→ **PROBLEM TO WORK ON**: Copy every line of the data in which the word "b为实数" occurs.

→ **DATA SHOWN**:
[start]
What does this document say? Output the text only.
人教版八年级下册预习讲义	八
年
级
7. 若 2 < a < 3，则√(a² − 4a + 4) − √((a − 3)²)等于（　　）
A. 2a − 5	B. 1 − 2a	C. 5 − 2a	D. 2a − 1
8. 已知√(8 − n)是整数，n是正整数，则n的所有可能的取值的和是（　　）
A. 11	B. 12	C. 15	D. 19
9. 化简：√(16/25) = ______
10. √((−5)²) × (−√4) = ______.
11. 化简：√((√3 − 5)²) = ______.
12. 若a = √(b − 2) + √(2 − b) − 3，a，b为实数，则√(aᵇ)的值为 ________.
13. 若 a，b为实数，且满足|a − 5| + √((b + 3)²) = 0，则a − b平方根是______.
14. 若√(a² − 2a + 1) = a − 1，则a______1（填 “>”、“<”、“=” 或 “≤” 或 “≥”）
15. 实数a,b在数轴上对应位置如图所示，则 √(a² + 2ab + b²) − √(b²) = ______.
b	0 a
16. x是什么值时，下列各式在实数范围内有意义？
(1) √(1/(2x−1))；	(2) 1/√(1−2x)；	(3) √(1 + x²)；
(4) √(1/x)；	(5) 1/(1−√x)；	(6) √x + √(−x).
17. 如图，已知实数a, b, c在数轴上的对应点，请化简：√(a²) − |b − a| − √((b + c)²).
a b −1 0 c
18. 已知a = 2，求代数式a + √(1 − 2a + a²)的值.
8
[end]
→ **EXERCISE RESPONSE**:
12. 若a = √(b − 2) + √(2 − b) − 3，a，b为实数，则√(aᵇ)的值为 ________.
13. 若 a，b为实数，且满足|a − 5| + √((b + 3)²) = 0，则a − b平方根是______.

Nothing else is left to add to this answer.